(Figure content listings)
· · · ·

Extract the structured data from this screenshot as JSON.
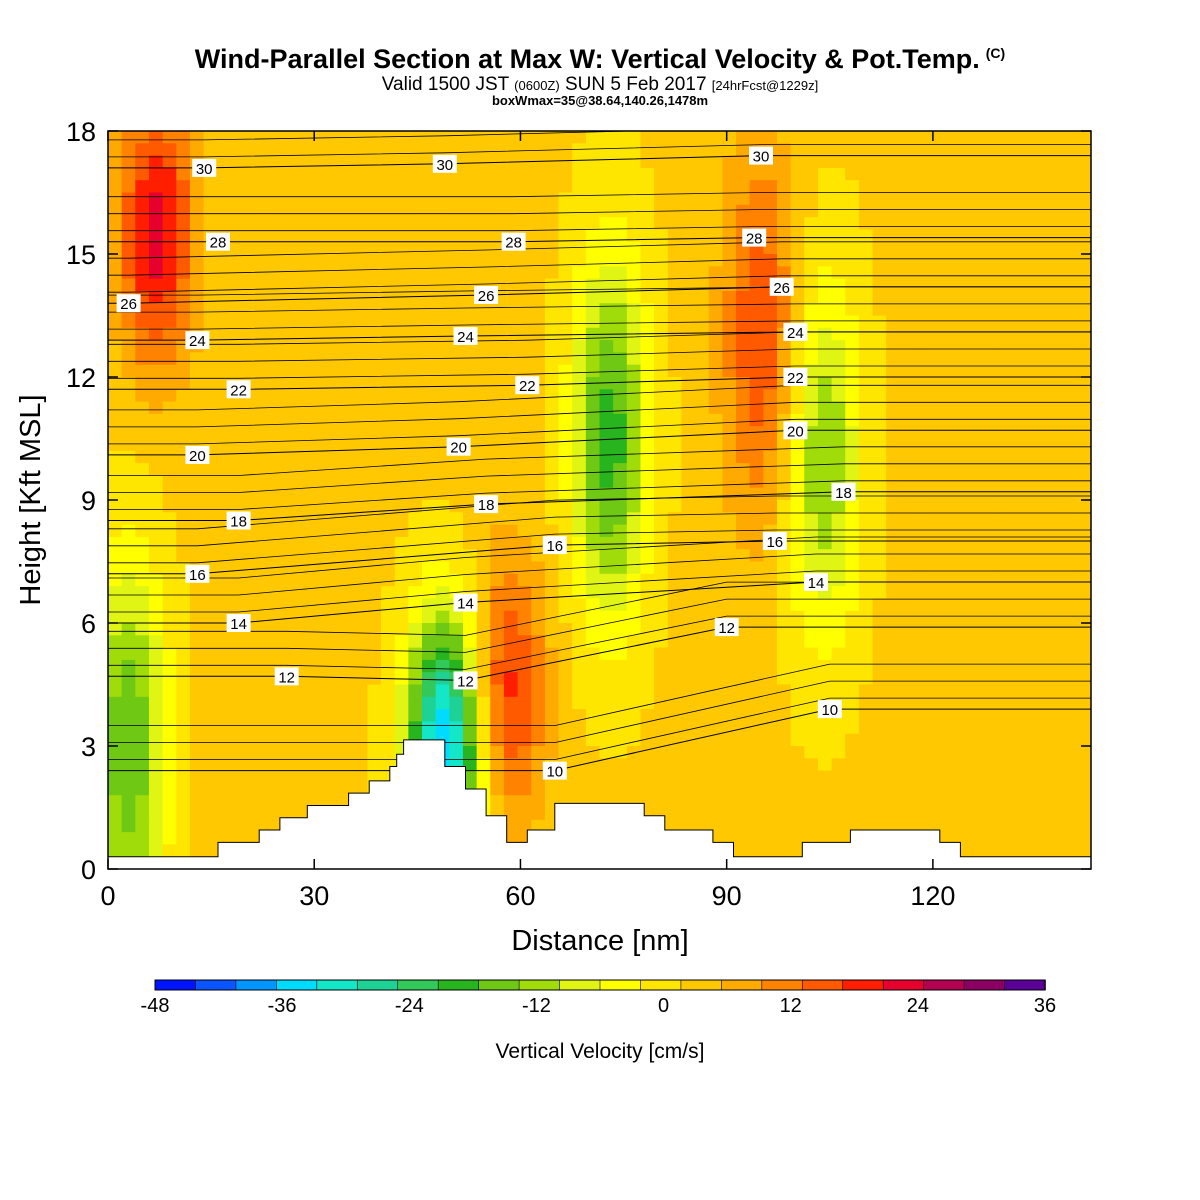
{
  "header": {
    "title": "Wind-Parallel Section at Max W: Vertical Velocity & Pot.Temp.",
    "copyright": "(C)",
    "valid_prefix": "Valid 1500 JST",
    "valid_utc": "(0600Z)",
    "valid_date": "SUN 5 Feb 2017",
    "forecast": "[24hrFcst@1229z]",
    "boxwmax": "boxWmax=35@38.64,140.26,1478m"
  },
  "chart_data": {
    "type": "heatmap",
    "xlabel": "Distance [nm]",
    "ylabel": "Height [Kft MSL]",
    "xlim": [
      0,
      143
    ],
    "ylim": [
      0,
      18
    ],
    "xticks": [
      0,
      30,
      60,
      90,
      120
    ],
    "yticks": [
      0,
      3,
      6,
      9,
      12,
      15,
      18
    ],
    "colorbar": {
      "label": "Vertical Velocity [cm/s]",
      "min": -48,
      "max": 36,
      "step": 4,
      "ticks": [
        -48,
        -36,
        -24,
        -12,
        0,
        12,
        24,
        36
      ],
      "colors": [
        "#0014ff",
        "#0a55ff",
        "#0096ff",
        "#00dcff",
        "#14e6c8",
        "#1ed296",
        "#32c85a",
        "#28b41e",
        "#6ec814",
        "#a0dc0a",
        "#e1f514",
        "#ffff00",
        "#ffe600",
        "#ffc800",
        "#ffaa00",
        "#ff8200",
        "#ff5a00",
        "#ff1e00",
        "#e6002d",
        "#b40050",
        "#8c0064",
        "#5a0096"
      ]
    },
    "velocity_features": [
      {
        "x": 7,
        "y": 15.5,
        "value": 26
      },
      {
        "x": 3,
        "y": 3,
        "value": -16
      },
      {
        "x": 49,
        "y": 3.0,
        "value": -36
      },
      {
        "x": 58,
        "y": 4.3,
        "value": 22
      },
      {
        "x": 73,
        "y": 10.5,
        "value": -18
      },
      {
        "x": 95,
        "y": 13,
        "value": 20
      },
      {
        "x": 104,
        "y": 10,
        "value": -12
      }
    ],
    "contour_labels": [
      {
        "value": "30",
        "x": 14,
        "y": 17.1
      },
      {
        "value": "30",
        "x": 49,
        "y": 17.2
      },
      {
        "value": "30",
        "x": 95,
        "y": 17.4
      },
      {
        "value": "28",
        "x": 16,
        "y": 15.3
      },
      {
        "value": "28",
        "x": 59,
        "y": 15.3
      },
      {
        "value": "28",
        "x": 94,
        "y": 15.4
      },
      {
        "value": "26",
        "x": 3,
        "y": 13.8
      },
      {
        "value": "26",
        "x": 55,
        "y": 14.0
      },
      {
        "value": "26",
        "x": 98,
        "y": 14.2
      },
      {
        "value": "24",
        "x": 13,
        "y": 12.9
      },
      {
        "value": "24",
        "x": 52,
        "y": 13.0
      },
      {
        "value": "24",
        "x": 100,
        "y": 13.1
      },
      {
        "value": "22",
        "x": 19,
        "y": 11.7
      },
      {
        "value": "22",
        "x": 61,
        "y": 11.8
      },
      {
        "value": "22",
        "x": 100,
        "y": 12.0
      },
      {
        "value": "20",
        "x": 13,
        "y": 10.1
      },
      {
        "value": "20",
        "x": 51,
        "y": 10.3
      },
      {
        "value": "20",
        "x": 100,
        "y": 10.7
      },
      {
        "value": "18",
        "x": 19,
        "y": 8.5
      },
      {
        "value": "18",
        "x": 55,
        "y": 8.9
      },
      {
        "value": "18",
        "x": 107,
        "y": 9.2
      },
      {
        "value": "16",
        "x": 13,
        "y": 7.2
      },
      {
        "value": "16",
        "x": 65,
        "y": 7.9
      },
      {
        "value": "16",
        "x": 97,
        "y": 8.0
      },
      {
        "value": "14",
        "x": 19,
        "y": 6.0
      },
      {
        "value": "14",
        "x": 52,
        "y": 6.5
      },
      {
        "value": "14",
        "x": 103,
        "y": 7.0
      },
      {
        "value": "12",
        "x": 26,
        "y": 4.7
      },
      {
        "value": "12",
        "x": 52,
        "y": 4.6
      },
      {
        "value": "12",
        "x": 90,
        "y": 5.9
      },
      {
        "value": "10",
        "x": 65,
        "y": 2.4
      },
      {
        "value": "10",
        "x": 105,
        "y": 3.9
      }
    ],
    "terrain_height_kft": [
      [
        0,
        0.3
      ],
      [
        16,
        0.3
      ],
      [
        16,
        0.65
      ],
      [
        22,
        0.65
      ],
      [
        22,
        0.95
      ],
      [
        25,
        0.95
      ],
      [
        25,
        1.25
      ],
      [
        29,
        1.25
      ],
      [
        29,
        1.55
      ],
      [
        35,
        1.55
      ],
      [
        35,
        1.85
      ],
      [
        38,
        1.85
      ],
      [
        38,
        2.15
      ],
      [
        41,
        2.15
      ],
      [
        41,
        2.5
      ],
      [
        42,
        2.5
      ],
      [
        42,
        2.8
      ],
      [
        43,
        2.8
      ],
      [
        43,
        3.15
      ],
      [
        49,
        3.15
      ],
      [
        49,
        2.5
      ],
      [
        52,
        2.5
      ],
      [
        52,
        1.95
      ],
      [
        55,
        1.95
      ],
      [
        55,
        1.3
      ],
      [
        58,
        1.3
      ],
      [
        58,
        0.65
      ],
      [
        61,
        0.65
      ],
      [
        61,
        0.95
      ],
      [
        65,
        0.95
      ],
      [
        65,
        1.6
      ],
      [
        78,
        1.6
      ],
      [
        78,
        1.3
      ],
      [
        81,
        1.3
      ],
      [
        81,
        0.95
      ],
      [
        88,
        0.95
      ],
      [
        88,
        0.65
      ],
      [
        91,
        0.65
      ],
      [
        91,
        0.3
      ],
      [
        101,
        0.3
      ],
      [
        101,
        0.65
      ],
      [
        108,
        0.65
      ],
      [
        108,
        0.95
      ],
      [
        121,
        0.95
      ],
      [
        121,
        0.65
      ],
      [
        124,
        0.65
      ],
      [
        124,
        0.3
      ],
      [
        143,
        0.3
      ]
    ]
  }
}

· · · ·

■ To be done ■
Each line in the listing above that contains "Vertical" should be copied.

■ Completed task ■
    "title": "Wind-Parallel Section at Max W: Vertical Velocity & Pot.Temp.",
      "label": "Vertical Velocity [cm/s]",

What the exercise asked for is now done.